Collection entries
+--

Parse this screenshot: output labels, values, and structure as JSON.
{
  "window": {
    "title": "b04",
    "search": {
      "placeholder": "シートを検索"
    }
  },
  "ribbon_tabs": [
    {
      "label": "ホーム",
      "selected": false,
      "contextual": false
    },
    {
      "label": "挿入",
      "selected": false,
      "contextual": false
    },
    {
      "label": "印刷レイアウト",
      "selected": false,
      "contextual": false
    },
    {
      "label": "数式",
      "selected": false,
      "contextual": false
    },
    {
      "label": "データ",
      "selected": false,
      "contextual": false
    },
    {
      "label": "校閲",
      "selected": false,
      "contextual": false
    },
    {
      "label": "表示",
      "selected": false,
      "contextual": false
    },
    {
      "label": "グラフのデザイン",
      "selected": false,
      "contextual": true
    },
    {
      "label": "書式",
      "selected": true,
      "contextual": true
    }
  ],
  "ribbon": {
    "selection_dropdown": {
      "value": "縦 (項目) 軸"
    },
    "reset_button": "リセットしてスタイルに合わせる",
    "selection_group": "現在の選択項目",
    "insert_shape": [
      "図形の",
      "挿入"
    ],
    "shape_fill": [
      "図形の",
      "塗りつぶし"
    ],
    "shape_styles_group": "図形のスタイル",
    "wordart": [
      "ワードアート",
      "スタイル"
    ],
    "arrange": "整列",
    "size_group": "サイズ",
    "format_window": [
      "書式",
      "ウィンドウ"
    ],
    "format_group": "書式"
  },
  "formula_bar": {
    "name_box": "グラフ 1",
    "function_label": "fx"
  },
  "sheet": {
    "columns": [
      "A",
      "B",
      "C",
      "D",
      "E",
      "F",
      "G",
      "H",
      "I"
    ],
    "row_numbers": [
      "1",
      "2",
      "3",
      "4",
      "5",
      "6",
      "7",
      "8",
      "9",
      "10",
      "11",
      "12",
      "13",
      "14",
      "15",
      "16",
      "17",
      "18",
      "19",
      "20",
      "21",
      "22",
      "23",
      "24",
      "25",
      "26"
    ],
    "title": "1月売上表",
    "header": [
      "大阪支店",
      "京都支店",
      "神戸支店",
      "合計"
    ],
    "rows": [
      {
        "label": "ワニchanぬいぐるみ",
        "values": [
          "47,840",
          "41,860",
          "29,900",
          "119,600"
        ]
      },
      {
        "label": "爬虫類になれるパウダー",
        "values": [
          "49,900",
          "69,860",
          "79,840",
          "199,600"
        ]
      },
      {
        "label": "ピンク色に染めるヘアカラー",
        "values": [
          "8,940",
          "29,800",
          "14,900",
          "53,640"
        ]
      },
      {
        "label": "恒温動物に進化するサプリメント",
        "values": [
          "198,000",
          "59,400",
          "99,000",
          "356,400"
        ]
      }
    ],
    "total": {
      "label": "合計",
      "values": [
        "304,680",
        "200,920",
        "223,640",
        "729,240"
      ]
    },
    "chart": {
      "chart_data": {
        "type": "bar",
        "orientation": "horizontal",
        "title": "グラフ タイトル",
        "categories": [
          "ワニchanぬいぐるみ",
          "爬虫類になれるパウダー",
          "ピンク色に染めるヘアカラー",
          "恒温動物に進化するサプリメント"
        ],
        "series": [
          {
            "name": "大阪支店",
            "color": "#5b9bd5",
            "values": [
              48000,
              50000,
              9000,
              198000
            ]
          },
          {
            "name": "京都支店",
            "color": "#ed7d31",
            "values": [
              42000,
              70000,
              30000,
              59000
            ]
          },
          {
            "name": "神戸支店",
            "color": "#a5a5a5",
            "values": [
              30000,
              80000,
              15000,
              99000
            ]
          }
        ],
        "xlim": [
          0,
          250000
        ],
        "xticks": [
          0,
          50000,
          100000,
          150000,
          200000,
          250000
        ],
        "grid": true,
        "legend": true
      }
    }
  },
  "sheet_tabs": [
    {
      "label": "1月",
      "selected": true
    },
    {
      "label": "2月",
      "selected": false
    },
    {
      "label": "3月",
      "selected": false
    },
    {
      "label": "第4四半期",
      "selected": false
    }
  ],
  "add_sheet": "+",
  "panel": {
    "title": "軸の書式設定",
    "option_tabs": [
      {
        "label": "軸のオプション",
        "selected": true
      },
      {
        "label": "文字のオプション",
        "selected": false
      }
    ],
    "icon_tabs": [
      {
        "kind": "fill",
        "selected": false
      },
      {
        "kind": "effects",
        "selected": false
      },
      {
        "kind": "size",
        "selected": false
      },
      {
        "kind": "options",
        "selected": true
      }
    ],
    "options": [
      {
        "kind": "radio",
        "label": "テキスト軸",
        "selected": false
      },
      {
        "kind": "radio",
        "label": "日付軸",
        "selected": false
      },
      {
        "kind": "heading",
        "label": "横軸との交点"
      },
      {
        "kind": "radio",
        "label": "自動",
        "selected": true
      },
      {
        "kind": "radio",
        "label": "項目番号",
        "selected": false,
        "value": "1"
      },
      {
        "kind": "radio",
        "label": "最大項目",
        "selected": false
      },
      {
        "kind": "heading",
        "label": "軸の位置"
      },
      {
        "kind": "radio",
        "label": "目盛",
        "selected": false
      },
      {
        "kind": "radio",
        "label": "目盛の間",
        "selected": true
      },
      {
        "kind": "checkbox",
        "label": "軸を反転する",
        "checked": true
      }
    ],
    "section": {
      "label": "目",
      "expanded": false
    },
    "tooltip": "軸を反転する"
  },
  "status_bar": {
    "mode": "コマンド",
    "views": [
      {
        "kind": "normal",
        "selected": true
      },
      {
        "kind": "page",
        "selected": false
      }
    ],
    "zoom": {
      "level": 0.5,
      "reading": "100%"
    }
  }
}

+--

Extract every entry above as it appears.

_WRITTEN REPLY:_
Parse this screenshot: output labels, values, and structure as JSON.
{
  "window": {
    "title": "b04",
    "search": {
      "placeholder": "シートを検索"
    }
  },
  "ribbon_tabs": [
    {
      "label": "ホーム",
      "selected": false,
      "contextual": false
    },
    {
      "label": "挿入",
      "selected": false,
      "contextual": false
    },
    {
      "label": "印刷レイアウト",
      "selected": false,
      "contextual": false
    },
    {
      "label": "数式",
      "selected": false,
      "contextual": false
    },
    {
      "label": "データ",
      "selected": false,
      "contextual": false
    },
    {
      "label": "校閲",
      "selected": false,
      "contextual": false
    },
    {
      "label": "表示",
      "selected": false,
      "contextual": false
    },
    {
      "label": "グラフのデザイン",
      "selected": false,
      "contextual": true
    },
    {
      "label": "書式",
      "selected": true,
      "contextual": true
    }
  ],
  "ribbon": {
    "selection_dropdown": {
      "value": "縦 (項目) 軸"
    },
    "reset_button": "リセットしてスタイルに合わせる",
    "selection_group": "現在の選択項目",
    "insert_shape": [
      "図形の",
      "挿入"
    ],
    "shape_fill": [
      "図形の",
      "塗りつぶし"
    ],
    "shape_styles_group": "図形のスタイル",
    "wordart": [
      "ワードアート",
      "スタイル"
    ],
    "arrange": "整列",
    "size_group": "サイズ",
    "format_window": [
      "書式",
      "ウィンドウ"
    ],
    "format_group": "書式"
  },
  "formula_bar": {
    "name_box": "グラフ 1",
    "function_label": "fx"
  },
  "sheet": {
    "columns": [
      "A",
      "B",
      "C",
      "D",
      "E",
      "F",
      "G",
      "H",
      "I"
    ],
    "row_numbers": [
      "1",
      "2",
      "3",
      "4",
      "5",
      "6",
      "7",
      "8",
      "9",
      "10",
      "11",
      "12",
      "13",
      "14",
      "15",
      "16",
      "17",
      "18",
      "19",
      "20",
      "21",
      "22",
      "23",
      "24",
      "25",
      "26"
    ],
    "title": "1月売上表",
    "header": [
      "大阪支店",
      "京都支店",
      "神戸支店",
      "合計"
    ],
    "rows": [
      {
        "label": "ワニchanぬいぐるみ",
        "values": [
          "47,840",
          "41,860",
          "29,900",
          "119,600"
        ]
      },
      {
        "label": "爬虫類になれるパウダー",
        "values": [
          "49,900",
          "69,860",
          "79,840",
          "199,600"
        ]
      },
      {
        "label": "ピンク色に染めるヘアカラー",
        "values": [
          "8,940",
          "29,800",
          "14,900",
          "53,640"
        ]
      },
      {
        "label": "恒温動物に進化するサプリメント",
        "values": [
          "198,000",
          "59,400",
          "99,000",
          "356,400"
        ]
      }
    ],
    "total": {
      "label": "合計",
      "values": [
        "304,680",
        "200,920",
        "223,640",
        "729,240"
      ]
    },
    "chart": {
      "chart_data": {
        "type": "bar",
        "orientation": "horizontal",
        "title": "グラフ タイトル",
        "categories": [
          "ワニchanぬいぐるみ",
          "爬虫類になれるパウダー",
          "ピンク色に染めるヘアカラー",
          "恒温動物に進化するサプリメント"
        ],
        "series": [
          {
            "name": "大阪支店",
            "color": "#5b9bd5",
            "values": [
              48000,
              50000,
              9000,
              198000
            ]
          },
          {
            "name": "京都支店",
            "color": "#ed7d31",
            "values": [
              42000,
              70000,
              30000,
              59000
            ]
          },
          {
            "name": "神戸支店",
            "color": "#a5a5a5",
            "values": [
              30000,
              80000,
              15000,
              99000
            ]
          }
        ],
        "xlim": [
          0,
          250000
        ],
        "xticks": [
          0,
          50000,
          100000,
          150000,
          200000,
          250000
        ],
        "grid": true,
        "legend": true
      }
    }
  },
  "sheet_tabs": [
    {
      "label": "1月",
      "selected": true
    },
    {
      "label": "2月",
      "selected": false
    },
    {
      "label": "3月",
      "selected": false
    },
    {
      "label": "第4四半期",
      "selected": false
    }
  ],
  "add_sheet": "+",
  "panel": {
    "title": "軸の書式設定",
    "option_tabs": [
      {
        "label": "軸のオプション",
        "selected": true
      },
      {
        "label": "文字のオプション",
        "selected": false
      }
    ],
    "icon_tabs": [
      {
        "kind": "fill",
        "selected": false
      },
      {
        "kind": "effects",
        "selected": false
      },
      {
        "kind": "size",
        "selected": false
      },
      {
        "kind": "options",
        "selected": true
      }
    ],
    "options": [
      {
        "kind": "radio",
        "label": "テキスト軸",
        "selected": false
      },
      {
        "kind": "radio",
        "label": "日付軸",
        "selected": false
      },
      {
        "kind": "heading",
        "label": "横軸との交点"
      },
      {
        "kind": "radio",
        "label": "自動",
        "selected": true
      },
      {
        "kind": "radio",
        "label": "項目番号",
        "selected": false,
        "value": "1"
      },
      {
        "kind": "radio",
        "label": "最大項目",
        "selected": false
      },
      {
        "kind": "heading",
        "label": "軸の位置"
      },
      {
        "kind": "radio",
        "label": "目盛",
        "selected": false
      },
      {
        "kind": "radio",
        "label": "目盛の間",
        "selected": true
      },
      {
        "kind": "checkbox",
        "label": "軸を反転する",
        "checked": true
      }
    ],
    "section": {
      "label": "目",
      "expanded": false
    },
    "tooltip": "軸を反転する"
  },
  "status_bar": {
    "mode": "コマンド",
    "views": [
      {
        "kind": "normal",
        "selected": true
      },
      {
        "kind": "page",
        "selected": false
      }
    ],
    "zoom": {
      "level": 0.5,
      "reading": "100%"
    }
  }
}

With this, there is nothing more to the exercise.